Work task
Copy every record exactly as it stands. Leave the pictures out.

Source records
═══

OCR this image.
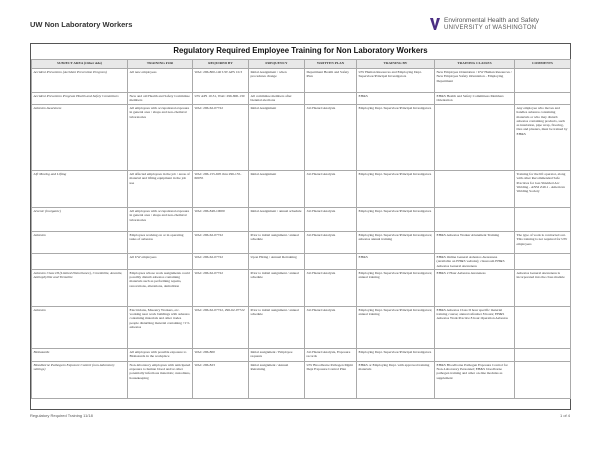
UW Non Laboratory Workers	Environmental Health and Safety
UNIVERSITY of WASHINGTON
Regulatory Required Employee Training for Non Laboratory Workers
SUBJECT AREA (Other side)	TRAINING FOR	REQUIRED BY	FREQUENCY	WRITTEN PLAN	TRAINING BY	TRAINING CLASSES	COMMENTS
Accident Prevention (Accident Prevention Program)	All new employees	WAC 296-800-140 UW APS 10.3	Initial Assignment / when procedures change	Department Health and Safety Plan	UW Human Resources and Employing Dept. Supervisor/Principal Investigators	New Employee Orientation / UW Human Resources / New Employee Safety Orientation - Employing Department	
Accident Prevention Program Health and Safety Committees	New and old Health and Safety Committee members	UW APS 10.31, WAC 296-800-130	All committee members after biennial elections		EH&S	EH&S Health and Safety Committees Members Orientation	
Asbestos Awareness	All employees with occupational exposure in general area / shops and non-chemical laboratories	WAC 296-62-07722	Initial Assignment	Job Hazard Analysis	Employing Dept. Supervisor/Principal Investigators		Any employee who moves and handles asbestos containing materials or who may disturb asbestos containing products, such as insulation, pipe wrap, flooring, tiles and plasters, must be trained by EH&S
Lift Moving and Lifting	All affected employees in the job / areas of material and lifting equipment in the job use	WAC 296-155-605 thru 296-155-60055	Initial Assignment	Job Hazard Analysis	Employing Dept. Supervisor/Principal Investigators		Training for the lift operator, along with other Recommended Safe Practices for Gas Shielded Arc Welding - ANSI Z49.1 - American Welding Society
Arsenic (inorganic)	All employees with occupational exposure in general area / shops and non-chemical laboratories	WAC 296-848-10000	Initial Assignment / annual schedule	Job Hazard Analysis	Employing Dept. Supervisor/Principal Investigators		
Asbestos	Employees working on or in operating tasks of asbestos	WAC 296-62-07722	Prior to initial assignment / annual schedule	Job Hazard Analysis	Employing Dept. Supervisor/Principal Investigators; asbestos annual training	EH&S Asbestos Worker Abatement Training	The type of work is contracted out. This training is not required for UW employees
	All UW employees	WAC 296-62-07722	Upon Hiring / Annual Retraining		EH&S	EH&S Online General Asbestos Awareness (Available on EH&S website); classroom EH&S Asbestos General Awareness	
Asbestos Class III (Limited Disturbance), Crocidolite, Amosite, Anthophyllite and Tremolite	Employees whose work assignments could possibly disturb asbestos containing materials such as performing repairs, renovations, alterations, demolition	WAC 296-62-07722	Prior to initial assignment / annual schedule	Job Hazard Analysis	Employing Dept. Supervisor/Principal Investigators; annual training	EH&S 2 Hour Asbestos Awareness	Asbestos General Awareness is incorporated into the class module
Asbestos	Electricians, Masonry Workers, etc. working near work buildings with asbestos containing materials and other trades people disturbing material containing >1% asbestos	WAC 296-62-07722, 296-62-07722	Prior to initial assignment / annual schedule	Job Hazard Analysis	Employing Dept. Supervisor/Principal Investigators; annual training	EH&S Asbestos Class II hour specific material training course; annual refresher 8 hours; EH&S Asbestos Work Practice 8 hour Operation Asbestos	
Biohazards	All employees with possible exposure to Biohazards in the workplace	WAC 296-800	Initial assignment / Employee requests	Job Hazard Analysis, Exposure records	Employing Dept. Supervisor/Principal Investigators		
Bloodborne Pathogens Exposure Control (non-laboratory settings)	Non-laboratory employees with anticipated exposure to human blood and/or other potentially infectious materials; custodians, housekeeping	WAC 296-823	Initial assignment / Annual Retraining	UW Bloodborne Pathogen Mgmt Dept Exposure Control Plan	EH&S or Employing Dept. with approved training materials	EH&S Bloodborne Pathogen Exposure Control for Non-Laboratory Personnel; EH&S bloodborne pathogen training and other on-line modules as supplement	
Regulatory Required Training 11/18	1 of 4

═══

Exercise response
OCR this image.
UW Non Laboratory Workers	Environmental Health and Safety
UNIVERSITY of WASHINGTON
Regulatory Required Employee Training for Non Laboratory Workers
SUBJECT AREA (Other side)	TRAINING FOR	REQUIRED BY	FREQUENCY	WRITTEN PLAN	TRAINING BY	TRAINING CLASSES	COMMENTS
Accident Prevention (Accident Prevention Program)	All new employees	WAC 296-800-140 UW APS 10.3	Initial Assignment / when procedures change	Department Health and Safety Plan	UW Human Resources and Employing Dept. Supervisor/Principal Investigators	New Employee Orientation / UW Human Resources / New Employee Safety Orientation - Employing Department	
Accident Prevention Program Health and Safety Committees	New and old Health and Safety Committee members	UW APS 10.31, WAC 296-800-130	All committee members after biennial elections		EH&S	EH&S Health and Safety Committees Members Orientation	
Asbestos Awareness	All employees with occupational exposure in general area / shops and non-chemical laboratories	WAC 296-62-07722	Initial Assignment	Job Hazard Analysis	Employing Dept. Supervisor/Principal Investigators		Any employee who moves and handles asbestos containing materials or who may disturb asbestos containing products, such as insulation, pipe wrap, flooring, tiles and plasters, must be trained by EH&S
Lift Moving and Lifting	All affected employees in the job / areas of material and lifting equipment in the job use	WAC 296-155-605 thru 296-155-60055	Initial Assignment	Job Hazard Analysis	Employing Dept. Supervisor/Principal Investigators		Training for the lift operator, along with other Recommended Safe Practices for Gas Shielded Arc Welding - ANSI Z49.1 - American Welding Society
Arsenic (inorganic)	All employees with occupational exposure in general area / shops and non-chemical laboratories	WAC 296-848-10000	Initial Assignment / annual schedule	Job Hazard Analysis	Employing Dept. Supervisor/Principal Investigators		
Asbestos	Employees working on or in operating tasks of asbestos	WAC 296-62-07722	Prior to initial assignment / annual schedule	Job Hazard Analysis	Employing Dept. Supervisor/Principal Investigators; asbestos annual training	EH&S Asbestos Worker Abatement Training	The type of work is contracted out. This training is not required for UW employees
	All UW employees	WAC 296-62-07722	Upon Hiring / Annual Retraining		EH&S	EH&S Online General Asbestos Awareness (Available on EH&S website); classroom EH&S Asbestos General Awareness	
Asbestos Class III (Limited Disturbance), Crocidolite, Amosite, Anthophyllite and Tremolite	Employees whose work assignments could possibly disturb asbestos containing materials such as performing repairs, renovations, alterations, demolition	WAC 296-62-07722	Prior to initial assignment / annual schedule	Job Hazard Analysis	Employing Dept. Supervisor/Principal Investigators; annual training	EH&S 2 Hour Asbestos Awareness	Asbestos General Awareness is incorporated into the class module
Asbestos	Electricians, Masonry Workers, etc. working near work buildings with asbestos containing materials and other trades people disturbing material containing >1% asbestos	WAC 296-62-07722, 296-62-07722	Prior to initial assignment / annual schedule	Job Hazard Analysis	Employing Dept. Supervisor/Principal Investigators; annual training	EH&S Asbestos Class II hour specific material training course; annual refresher 8 hours; EH&S Asbestos Work Practice 8 hour Operation Asbestos	
Biohazards	All employees with possible exposure to Biohazards in the workplace	WAC 296-800	Initial assignment / Employee requests	Job Hazard Analysis, Exposure records	Employing Dept. Supervisor/Principal Investigators		
Bloodborne Pathogens Exposure Control (non-laboratory settings)	Non-laboratory employees with anticipated exposure to human blood and/or other potentially infectious materials; custodians, housekeeping	WAC 296-823	Initial assignment / Annual Retraining	UW Bloodborne Pathogen Mgmt Dept Exposure Control Plan	EH&S or Employing Dept. with approved training materials	EH&S Bloodborne Pathogen Exposure Control for Non-Laboratory Personnel; EH&S bloodborne pathogen training and other on-line modules as supplement	
Regulatory Required Training 11/18	1 of 4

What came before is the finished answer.